やること: 下にある坂東永一先生の講演会の記事を、最初から最後まで一字も変えずに引用してください。

元の文章:
┌──

2025/10/31
10月26日(日),富士ソフトアキバプラザ(東京都千代田区)にて,徳島大学名誉教授・坂東永一先生講演会「クラウンーこれまでの歩みとこれから―」が開催された(主催:スタディグループ救歯会).
トータル5時間を超える講演では,坂東氏が東京医科歯科大学,徳島大学にて40年にわたり追及してこられた,下顎運動と咬合に関する研究成果が,①クラウンの高さ,②(下)顎運動に調和した咬合面,③円滑な顎口腔機能に必要な咬合接触,の3つのテーマのもと,余すところなく解説された.
①「クラウンの高さ」では,測定のための機器開発の経緯をはじめ,咬合調整量からの検証など,適正なクラウンの高さについての考え方が整理された.さらに,歯髄の感覚閾値,咬筋活動の観察等から,クラウンの高さが顎口腔系に与える影響を総合的に解説された.
②「(下)顎運動に調和した咬合面」では,補綴学の歴史そのものともいえる咬合器をめぐる話題を提示.そもそも,顎運動とは上顎と下顎のいずれを基準面とするかの整理がないまま,咬合器上での顎運動の再現が議論されてきたことが,今日までの議論における混乱の最大の原因の一つと指摘.下顎運動と相補下顎運動の理解のうえで,咬合平面,顆頭点,顆路,ガイド,顎間軸,咬合参照面等の概念を整理する必要があるとした.

└──

手元のデータ:
┌──

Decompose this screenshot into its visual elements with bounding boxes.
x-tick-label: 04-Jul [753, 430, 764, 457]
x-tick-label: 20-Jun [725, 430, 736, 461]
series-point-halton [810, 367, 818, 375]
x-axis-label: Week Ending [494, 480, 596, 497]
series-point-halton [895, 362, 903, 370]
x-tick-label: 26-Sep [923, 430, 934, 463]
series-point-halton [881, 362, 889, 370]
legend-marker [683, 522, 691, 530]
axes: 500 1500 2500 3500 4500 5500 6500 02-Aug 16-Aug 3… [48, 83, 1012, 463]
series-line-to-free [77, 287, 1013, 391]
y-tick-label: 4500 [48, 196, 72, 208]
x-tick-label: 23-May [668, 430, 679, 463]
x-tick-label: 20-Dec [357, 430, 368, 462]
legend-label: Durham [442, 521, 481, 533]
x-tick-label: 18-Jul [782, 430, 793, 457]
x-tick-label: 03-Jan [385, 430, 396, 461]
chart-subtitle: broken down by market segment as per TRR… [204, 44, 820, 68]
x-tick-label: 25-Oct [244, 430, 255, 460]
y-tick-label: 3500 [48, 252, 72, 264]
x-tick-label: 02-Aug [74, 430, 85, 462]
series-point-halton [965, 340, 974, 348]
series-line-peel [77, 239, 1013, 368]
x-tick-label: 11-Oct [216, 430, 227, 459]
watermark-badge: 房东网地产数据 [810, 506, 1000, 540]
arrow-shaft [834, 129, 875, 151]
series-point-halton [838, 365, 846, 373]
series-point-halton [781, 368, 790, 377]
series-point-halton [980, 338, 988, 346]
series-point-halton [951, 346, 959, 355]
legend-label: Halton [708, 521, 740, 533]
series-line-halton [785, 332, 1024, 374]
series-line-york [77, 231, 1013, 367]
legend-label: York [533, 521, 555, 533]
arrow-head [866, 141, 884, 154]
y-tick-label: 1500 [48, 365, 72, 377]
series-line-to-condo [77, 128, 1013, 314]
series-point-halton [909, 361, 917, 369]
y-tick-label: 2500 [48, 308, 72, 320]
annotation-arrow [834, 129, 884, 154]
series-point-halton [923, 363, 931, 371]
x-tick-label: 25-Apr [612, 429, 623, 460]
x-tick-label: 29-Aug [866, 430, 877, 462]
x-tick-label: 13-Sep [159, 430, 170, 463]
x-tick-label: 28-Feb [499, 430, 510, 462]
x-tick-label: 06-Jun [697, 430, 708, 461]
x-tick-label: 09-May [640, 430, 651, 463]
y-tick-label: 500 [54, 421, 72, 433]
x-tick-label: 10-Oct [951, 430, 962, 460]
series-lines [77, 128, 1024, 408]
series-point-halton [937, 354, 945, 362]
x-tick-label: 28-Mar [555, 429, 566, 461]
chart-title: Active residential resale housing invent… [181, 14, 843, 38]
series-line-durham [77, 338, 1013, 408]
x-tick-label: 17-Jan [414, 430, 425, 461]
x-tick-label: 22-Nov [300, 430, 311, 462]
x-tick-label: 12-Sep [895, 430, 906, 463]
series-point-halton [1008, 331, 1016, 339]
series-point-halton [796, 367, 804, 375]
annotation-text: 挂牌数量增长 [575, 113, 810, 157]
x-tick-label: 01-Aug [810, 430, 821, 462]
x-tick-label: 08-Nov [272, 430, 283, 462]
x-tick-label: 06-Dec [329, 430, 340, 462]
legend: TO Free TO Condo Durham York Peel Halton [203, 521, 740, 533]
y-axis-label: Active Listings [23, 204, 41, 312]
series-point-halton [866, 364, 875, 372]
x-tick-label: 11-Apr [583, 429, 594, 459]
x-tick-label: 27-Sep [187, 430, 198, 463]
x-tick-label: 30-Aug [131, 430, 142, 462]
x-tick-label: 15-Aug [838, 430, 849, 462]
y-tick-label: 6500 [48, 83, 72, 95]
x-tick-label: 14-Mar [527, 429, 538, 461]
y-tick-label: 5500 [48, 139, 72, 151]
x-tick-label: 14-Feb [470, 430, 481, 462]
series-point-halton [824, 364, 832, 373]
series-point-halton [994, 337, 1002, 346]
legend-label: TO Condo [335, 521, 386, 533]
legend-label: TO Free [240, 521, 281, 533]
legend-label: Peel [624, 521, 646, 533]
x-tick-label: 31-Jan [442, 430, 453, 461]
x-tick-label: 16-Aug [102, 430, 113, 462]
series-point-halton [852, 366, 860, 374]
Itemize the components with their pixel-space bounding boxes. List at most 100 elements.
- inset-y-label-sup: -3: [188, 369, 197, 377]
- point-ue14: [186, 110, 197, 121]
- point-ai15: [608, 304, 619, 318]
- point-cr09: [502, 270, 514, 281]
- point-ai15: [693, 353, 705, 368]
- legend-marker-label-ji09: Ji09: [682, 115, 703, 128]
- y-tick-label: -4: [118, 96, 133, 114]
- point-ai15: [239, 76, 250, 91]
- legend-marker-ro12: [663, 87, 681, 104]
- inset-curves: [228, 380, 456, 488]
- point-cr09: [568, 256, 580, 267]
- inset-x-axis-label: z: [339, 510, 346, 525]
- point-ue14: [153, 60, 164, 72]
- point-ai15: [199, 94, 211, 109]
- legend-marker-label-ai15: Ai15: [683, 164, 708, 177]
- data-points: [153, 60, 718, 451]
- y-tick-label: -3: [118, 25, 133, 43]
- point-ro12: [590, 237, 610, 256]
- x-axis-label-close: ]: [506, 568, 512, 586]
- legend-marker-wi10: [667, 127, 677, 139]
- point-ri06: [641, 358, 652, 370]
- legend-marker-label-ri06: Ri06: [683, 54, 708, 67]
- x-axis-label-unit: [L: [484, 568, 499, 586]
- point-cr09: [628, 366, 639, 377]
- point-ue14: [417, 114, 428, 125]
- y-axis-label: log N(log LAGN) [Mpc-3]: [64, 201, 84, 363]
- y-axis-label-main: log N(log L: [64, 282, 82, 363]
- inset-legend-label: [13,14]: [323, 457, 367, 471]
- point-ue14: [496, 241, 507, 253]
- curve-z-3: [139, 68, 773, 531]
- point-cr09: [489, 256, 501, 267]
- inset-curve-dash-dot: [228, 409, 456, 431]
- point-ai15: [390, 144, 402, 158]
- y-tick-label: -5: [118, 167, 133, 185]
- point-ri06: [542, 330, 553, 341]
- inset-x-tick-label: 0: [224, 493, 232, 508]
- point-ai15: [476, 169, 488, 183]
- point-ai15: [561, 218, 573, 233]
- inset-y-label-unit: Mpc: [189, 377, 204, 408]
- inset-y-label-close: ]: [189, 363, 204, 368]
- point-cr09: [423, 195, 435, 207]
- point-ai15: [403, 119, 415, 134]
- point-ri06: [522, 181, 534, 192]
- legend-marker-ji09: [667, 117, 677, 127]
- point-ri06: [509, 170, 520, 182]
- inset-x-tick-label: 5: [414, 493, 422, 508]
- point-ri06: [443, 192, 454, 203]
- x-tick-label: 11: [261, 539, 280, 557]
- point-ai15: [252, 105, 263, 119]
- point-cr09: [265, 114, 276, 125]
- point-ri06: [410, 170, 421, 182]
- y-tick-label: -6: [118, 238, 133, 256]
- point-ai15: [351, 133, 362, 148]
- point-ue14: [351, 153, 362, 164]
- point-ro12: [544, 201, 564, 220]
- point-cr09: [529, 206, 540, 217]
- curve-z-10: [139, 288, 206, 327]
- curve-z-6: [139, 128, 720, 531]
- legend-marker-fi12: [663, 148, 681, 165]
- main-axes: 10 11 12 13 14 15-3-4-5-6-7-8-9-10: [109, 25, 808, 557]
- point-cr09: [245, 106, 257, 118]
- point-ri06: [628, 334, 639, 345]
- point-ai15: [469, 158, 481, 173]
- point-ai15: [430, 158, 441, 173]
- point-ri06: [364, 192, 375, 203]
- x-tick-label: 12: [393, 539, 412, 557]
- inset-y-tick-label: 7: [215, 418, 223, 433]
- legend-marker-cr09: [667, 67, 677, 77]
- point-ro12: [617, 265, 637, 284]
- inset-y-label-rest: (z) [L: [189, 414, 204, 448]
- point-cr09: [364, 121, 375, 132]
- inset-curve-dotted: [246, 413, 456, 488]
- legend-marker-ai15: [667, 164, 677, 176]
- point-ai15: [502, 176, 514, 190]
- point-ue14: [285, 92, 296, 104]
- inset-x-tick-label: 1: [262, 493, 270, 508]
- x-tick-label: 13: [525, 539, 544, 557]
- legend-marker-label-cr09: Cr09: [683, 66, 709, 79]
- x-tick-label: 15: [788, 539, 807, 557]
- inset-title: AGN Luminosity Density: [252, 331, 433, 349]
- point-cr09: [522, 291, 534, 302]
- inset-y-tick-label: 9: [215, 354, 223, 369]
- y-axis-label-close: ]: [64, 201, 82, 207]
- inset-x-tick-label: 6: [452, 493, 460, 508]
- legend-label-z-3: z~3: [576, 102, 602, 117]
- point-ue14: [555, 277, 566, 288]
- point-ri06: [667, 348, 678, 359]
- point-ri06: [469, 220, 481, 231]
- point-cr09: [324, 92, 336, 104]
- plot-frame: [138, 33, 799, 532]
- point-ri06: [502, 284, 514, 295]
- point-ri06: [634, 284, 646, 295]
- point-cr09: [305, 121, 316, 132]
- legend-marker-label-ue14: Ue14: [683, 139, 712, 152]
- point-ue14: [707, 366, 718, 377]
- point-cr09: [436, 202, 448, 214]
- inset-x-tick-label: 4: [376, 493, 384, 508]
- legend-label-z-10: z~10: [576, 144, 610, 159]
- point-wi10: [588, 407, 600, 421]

└──

答え:
2025/10/31
10月26日(日),富士ソフトアキバプラザ(東京都千代田区)にて,徳島大学名誉教授・坂東永一先生講演会「クラウンーこれまでの歩みとこれから―」が開催された(主催:スタディグループ救歯会).
トータル5時間を超える講演では,坂東氏が東京医科歯科大学,徳島大学にて40年にわたり追及してこられた,下顎運動と咬合に関する研究成果が,①クラウンの高さ,②(下)顎運動に調和した咬合面,③円滑な顎口腔機能に必要な咬合接触,の3つのテーマのもと,余すところなく解説された.
①「クラウンの高さ」では,測定のための機器開発の経緯をはじめ,咬合調整量からの検証など,適正なクラウンの高さについての考え方が整理された.さらに,歯髄の感覚閾値,咬筋活動の観察等から,クラウンの高さが顎口腔系に与える影響を総合的に解説された.
②「(下)顎運動に調和した咬合面」では,補綴学の歴史そのものともいえる咬合器をめぐる話題を提示.そもそも,顎運動とは上顎と下顎のいずれを基準面とするかの整理がないまま,咬合器上での顎運動の再現が議論されてきたことが,今日までの議論における混乱の最大の原因の一つと指摘.下顎運動と相補下顎運動の理解のうえで,咬合平面,顆頭点,顆路,ガイド,顎間軸,咬合参照面等の概念を整理する必要があるとした.